-- begin Material provided --

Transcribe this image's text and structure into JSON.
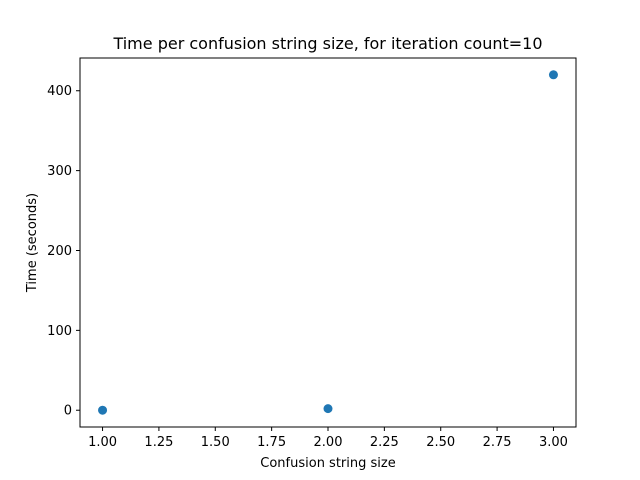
{
  "chart_data": {
    "type": "scatter",
    "title": "Time per confusion string size, for iteration count=10",
    "xlabel": "Confusion string size",
    "ylabel": "Time (seconds)",
    "x": [
      1,
      2,
      3
    ],
    "y": [
      0,
      2,
      420
    ],
    "xlim": [
      0.9,
      3.1
    ],
    "ylim": [
      -21,
      441
    ],
    "xticks": [
      1.0,
      1.25,
      1.5,
      1.75,
      2.0,
      2.25,
      2.5,
      2.75,
      3.0
    ],
    "xtick_labels": [
      "1.00",
      "1.25",
      "1.50",
      "1.75",
      "2.00",
      "2.25",
      "2.50",
      "2.75",
      "3.00"
    ],
    "yticks": [
      0,
      100,
      200,
      300,
      400
    ],
    "ytick_labels": [
      "0",
      "100",
      "200",
      "300",
      "400"
    ],
    "marker_color": "#1f77b4",
    "grid": false,
    "legend": false
  }
}
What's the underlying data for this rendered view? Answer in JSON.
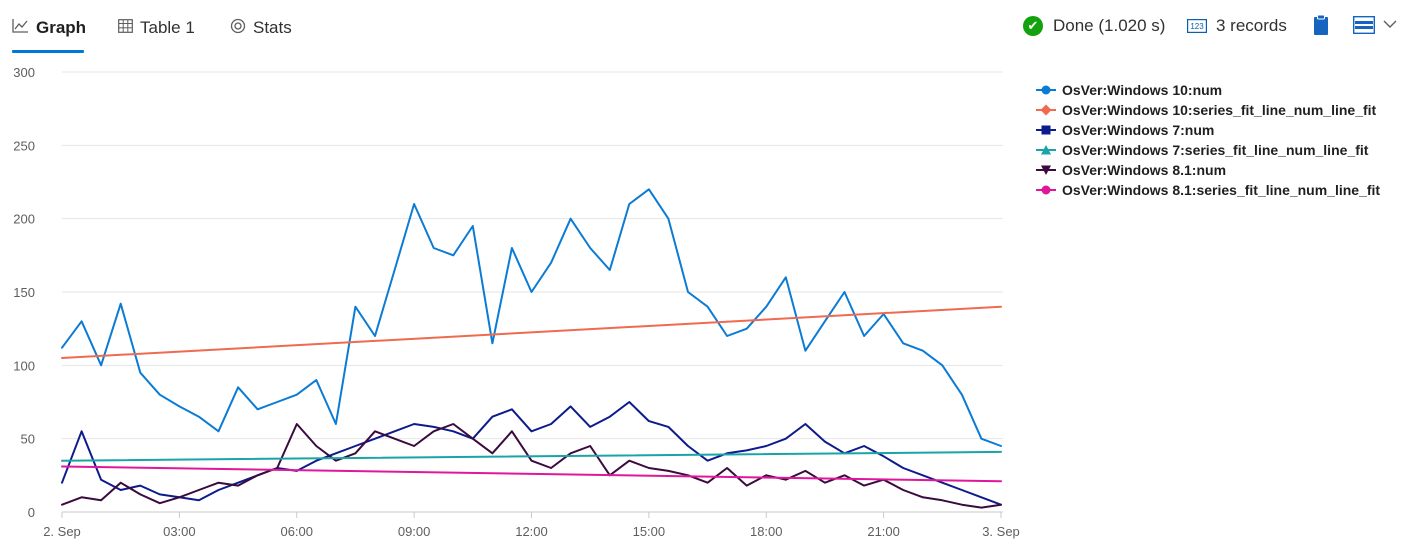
{
  "tabs": [
    {
      "label": "Graph",
      "icon": "line-chart-icon",
      "active": true
    },
    {
      "label": "Table 1",
      "icon": "table-icon",
      "active": false
    },
    {
      "label": "Stats",
      "icon": "stats-icon",
      "active": false
    }
  ],
  "status": {
    "done_text": "Done (1.020 s)",
    "records_text": "3 records",
    "icons": [
      "done-check-icon",
      "records-icon",
      "clipboard-icon",
      "layout-icon",
      "chevron-down-icon"
    ]
  },
  "colors": {
    "accent": "#0078d4",
    "win10": "#0b7bd4",
    "win10_fit": "#ef6a4f",
    "win7": "#0d1b8c",
    "win7_fit": "#1aa3a8",
    "win81": "#3b0a3e",
    "win81_fit": "#e0179a"
  },
  "chart_data": {
    "type": "line",
    "y_ticks": [
      "300",
      "250",
      "200",
      "150",
      "100",
      "50",
      "0"
    ],
    "x_ticks": [
      "2. Sep",
      "03:00",
      "06:00",
      "09:00",
      "12:00",
      "15:00",
      "18:00",
      "21:00",
      "3. Sep"
    ],
    "ylim": [
      0,
      300
    ],
    "xlim": [
      0,
      24
    ],
    "grid": true,
    "legend_position": "right",
    "series": [
      {
        "name": "OsVer:Windows 10:num",
        "marker": "circle",
        "color": "#0b7bd4",
        "x": [
          0,
          0.5,
          1,
          1.5,
          2,
          2.5,
          3,
          3.5,
          4,
          4.5,
          5,
          5.5,
          6,
          6.5,
          7,
          7.5,
          8,
          8.5,
          9,
          9.5,
          10,
          10.5,
          11,
          11.5,
          12,
          12.5,
          13,
          13.5,
          14,
          14.5,
          15,
          15.5,
          16,
          16.5,
          17,
          17.5,
          18,
          18.5,
          19,
          19.5,
          20,
          20.5,
          21,
          21.5,
          22,
          22.5,
          23,
          23.5,
          24
        ],
        "y": [
          112,
          130,
          100,
          142,
          95,
          80,
          72,
          65,
          55,
          85,
          70,
          75,
          80,
          90,
          60,
          140,
          120,
          165,
          210,
          180,
          175,
          195,
          115,
          180,
          150,
          170,
          200,
          180,
          165,
          210,
          220,
          200,
          150,
          140,
          120,
          125,
          140,
          160,
          110,
          130,
          150,
          120,
          135,
          115,
          110,
          100,
          80,
          50,
          45
        ]
      },
      {
        "name": "OsVer:Windows 10:series_fit_line_num_line_fit",
        "marker": "diamond",
        "color": "#ef6a4f",
        "x": [
          0,
          24
        ],
        "y": [
          105,
          140
        ]
      },
      {
        "name": "OsVer:Windows 7:num",
        "marker": "square",
        "color": "#0d1b8c",
        "x": [
          0,
          0.5,
          1,
          1.5,
          2,
          2.5,
          3,
          3.5,
          4,
          4.5,
          5,
          5.5,
          6,
          6.5,
          7,
          7.5,
          8,
          8.5,
          9,
          9.5,
          10,
          10.5,
          11,
          11.5,
          12,
          12.5,
          13,
          13.5,
          14,
          14.5,
          15,
          15.5,
          16,
          16.5,
          17,
          17.5,
          18,
          18.5,
          19,
          19.5,
          20,
          20.5,
          21,
          21.5,
          22,
          22.5,
          23,
          23.5,
          24
        ],
        "y": [
          20,
          55,
          22,
          15,
          18,
          12,
          10,
          8,
          15,
          20,
          25,
          30,
          28,
          35,
          40,
          45,
          50,
          55,
          60,
          58,
          55,
          50,
          65,
          70,
          55,
          60,
          72,
          58,
          65,
          75,
          62,
          58,
          45,
          35,
          40,
          42,
          45,
          50,
          60,
          48,
          40,
          45,
          38,
          30,
          25,
          20,
          15,
          10,
          5
        ]
      },
      {
        "name": "OsVer:Windows 7:series_fit_line_num_line_fit",
        "marker": "triangle",
        "color": "#1aa3a8",
        "x": [
          0,
          24
        ],
        "y": [
          35,
          41
        ]
      },
      {
        "name": "OsVer:Windows 8.1:num",
        "marker": "triangle-down",
        "color": "#3b0a3e",
        "x": [
          0,
          0.5,
          1,
          1.5,
          2,
          2.5,
          3,
          3.5,
          4,
          4.5,
          5,
          5.5,
          6,
          6.5,
          7,
          7.5,
          8,
          8.5,
          9,
          9.5,
          10,
          10.5,
          11,
          11.5,
          12,
          12.5,
          13,
          13.5,
          14,
          14.5,
          15,
          15.5,
          16,
          16.5,
          17,
          17.5,
          18,
          18.5,
          19,
          19.5,
          20,
          20.5,
          21,
          21.5,
          22,
          22.5,
          23,
          23.5,
          24
        ],
        "y": [
          5,
          10,
          8,
          20,
          12,
          6,
          10,
          15,
          20,
          18,
          25,
          30,
          60,
          45,
          35,
          40,
          55,
          50,
          45,
          55,
          60,
          50,
          40,
          55,
          35,
          30,
          40,
          45,
          25,
          35,
          30,
          28,
          25,
          20,
          30,
          18,
          25,
          22,
          28,
          20,
          25,
          18,
          22,
          15,
          10,
          8,
          5,
          3,
          5
        ]
      },
      {
        "name": "OsVer:Windows 8.1:series_fit_line_num_line_fit",
        "marker": "circle",
        "color": "#e0179a",
        "x": [
          0,
          24
        ],
        "y": [
          31,
          21
        ]
      }
    ]
  }
}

-- end Material provided --

The records above should be reproduced exactly, with no pictures included.

Response for this exercise —
Transcribe this image's text and structure into JSON.
{
  "chart_data": {
    "type": "scatter",
    "title": "Time per confusion string size, for iteration count=10",
    "xlabel": "Confusion string size",
    "ylabel": "Time (seconds)",
    "x": [
      1,
      2,
      3
    ],
    "y": [
      0,
      2,
      420
    ],
    "xlim": [
      0.9,
      3.1
    ],
    "ylim": [
      -21,
      441
    ],
    "xticks": [
      1.0,
      1.25,
      1.5,
      1.75,
      2.0,
      2.25,
      2.5,
      2.75,
      3.0
    ],
    "xtick_labels": [
      "1.00",
      "1.25",
      "1.50",
      "1.75",
      "2.00",
      "2.25",
      "2.50",
      "2.75",
      "3.00"
    ],
    "yticks": [
      0,
      100,
      200,
      300,
      400
    ],
    "ytick_labels": [
      "0",
      "100",
      "200",
      "300",
      "400"
    ],
    "marker_color": "#1f77b4",
    "grid": false,
    "legend": false
  }
}
What's the underlying data for this rendered view? Answer in JSON.
{
  "tabs": [
    {
      "label": "Graph",
      "icon": "line-chart-icon",
      "active": true
    },
    {
      "label": "Table 1",
      "icon": "table-icon",
      "active": false
    },
    {
      "label": "Stats",
      "icon": "stats-icon",
      "active": false
    }
  ],
  "status": {
    "done_text": "Done (1.020 s)",
    "records_text": "3 records",
    "icons": [
      "done-check-icon",
      "records-icon",
      "clipboard-icon",
      "layout-icon",
      "chevron-down-icon"
    ]
  },
  "colors": {
    "accent": "#0078d4",
    "win10": "#0b7bd4",
    "win10_fit": "#ef6a4f",
    "win7": "#0d1b8c",
    "win7_fit": "#1aa3a8",
    "win81": "#3b0a3e",
    "win81_fit": "#e0179a"
  },
  "chart_data": {
    "type": "line",
    "y_ticks": [
      "300",
      "250",
      "200",
      "150",
      "100",
      "50",
      "0"
    ],
    "x_ticks": [
      "2. Sep",
      "03:00",
      "06:00",
      "09:00",
      "12:00",
      "15:00",
      "18:00",
      "21:00",
      "3. Sep"
    ],
    "ylim": [
      0,
      300
    ],
    "xlim": [
      0,
      24
    ],
    "grid": true,
    "legend_position": "right",
    "series": [
      {
        "name": "OsVer:Windows 10:num",
        "marker": "circle",
        "color": "#0b7bd4",
        "x": [
          0,
          0.5,
          1,
          1.5,
          2,
          2.5,
          3,
          3.5,
          4,
          4.5,
          5,
          5.5,
          6,
          6.5,
          7,
          7.5,
          8,
          8.5,
          9,
          9.5,
          10,
          10.5,
          11,
          11.5,
          12,
          12.5,
          13,
          13.5,
          14,
          14.5,
          15,
          15.5,
          16,
          16.5,
          17,
          17.5,
          18,
          18.5,
          19,
          19.5,
          20,
          20.5,
          21,
          21.5,
          22,
          22.5,
          23,
          23.5,
          24
        ],
        "y": [
          112,
          130,
          100,
          142,
          95,
          80,
          72,
          65,
          55,
          85,
          70,
          75,
          80,
          90,
          60,
          140,
          120,
          165,
          210,
          180,
          175,
          195,
          115,
          180,
          150,
          170,
          200,
          180,
          165,
          210,
          220,
          200,
          150,
          140,
          120,
          125,
          140,
          160,
          110,
          130,
          150,
          120,
          135,
          115,
          110,
          100,
          80,
          50,
          45
        ]
      },
      {
        "name": "OsVer:Windows 10:series_fit_line_num_line_fit",
        "marker": "diamond",
        "color": "#ef6a4f",
        "x": [
          0,
          24
        ],
        "y": [
          105,
          140
        ]
      },
      {
        "name": "OsVer:Windows 7:num",
        "marker": "square",
        "color": "#0d1b8c",
        "x": [
          0,
          0.5,
          1,
          1.5,
          2,
          2.5,
          3,
          3.5,
          4,
          4.5,
          5,
          5.5,
          6,
          6.5,
          7,
          7.5,
          8,
          8.5,
          9,
          9.5,
          10,
          10.5,
          11,
          11.5,
          12,
          12.5,
          13,
          13.5,
          14,
          14.5,
          15,
          15.5,
          16,
          16.5,
          17,
          17.5,
          18,
          18.5,
          19,
          19.5,
          20,
          20.5,
          21,
          21.5,
          22,
          22.5,
          23,
          23.5,
          24
        ],
        "y": [
          20,
          55,
          22,
          15,
          18,
          12,
          10,
          8,
          15,
          20,
          25,
          30,
          28,
          35,
          40,
          45,
          50,
          55,
          60,
          58,
          55,
          50,
          65,
          70,
          55,
          60,
          72,
          58,
          65,
          75,
          62,
          58,
          45,
          35,
          40,
          42,
          45,
          50,
          60,
          48,
          40,
          45,
          38,
          30,
          25,
          20,
          15,
          10,
          5
        ]
      },
      {
        "name": "OsVer:Windows 7:series_fit_line_num_line_fit",
        "marker": "triangle",
        "color": "#1aa3a8",
        "x": [
          0,
          24
        ],
        "y": [
          35,
          41
        ]
      },
      {
        "name": "OsVer:Windows 8.1:num",
        "marker": "triangle-down",
        "color": "#3b0a3e",
        "x": [
          0,
          0.5,
          1,
          1.5,
          2,
          2.5,
          3,
          3.5,
          4,
          4.5,
          5,
          5.5,
          6,
          6.5,
          7,
          7.5,
          8,
          8.5,
          9,
          9.5,
          10,
          10.5,
          11,
          11.5,
          12,
          12.5,
          13,
          13.5,
          14,
          14.5,
          15,
          15.5,
          16,
          16.5,
          17,
          17.5,
          18,
          18.5,
          19,
          19.5,
          20,
          20.5,
          21,
          21.5,
          22,
          22.5,
          23,
          23.5,
          24
        ],
        "y": [
          5,
          10,
          8,
          20,
          12,
          6,
          10,
          15,
          20,
          18,
          25,
          30,
          60,
          45,
          35,
          40,
          55,
          50,
          45,
          55,
          60,
          50,
          40,
          55,
          35,
          30,
          40,
          45,
          25,
          35,
          30,
          28,
          25,
          20,
          30,
          18,
          25,
          22,
          28,
          20,
          25,
          18,
          22,
          15,
          10,
          8,
          5,
          3,
          5
        ]
      },
      {
        "name": "OsVer:Windows 8.1:series_fit_line_num_line_fit",
        "marker": "circle",
        "color": "#e0179a",
        "x": [
          0,
          24
        ],
        "y": [
          31,
          21
        ]
      }
    ]
  }
}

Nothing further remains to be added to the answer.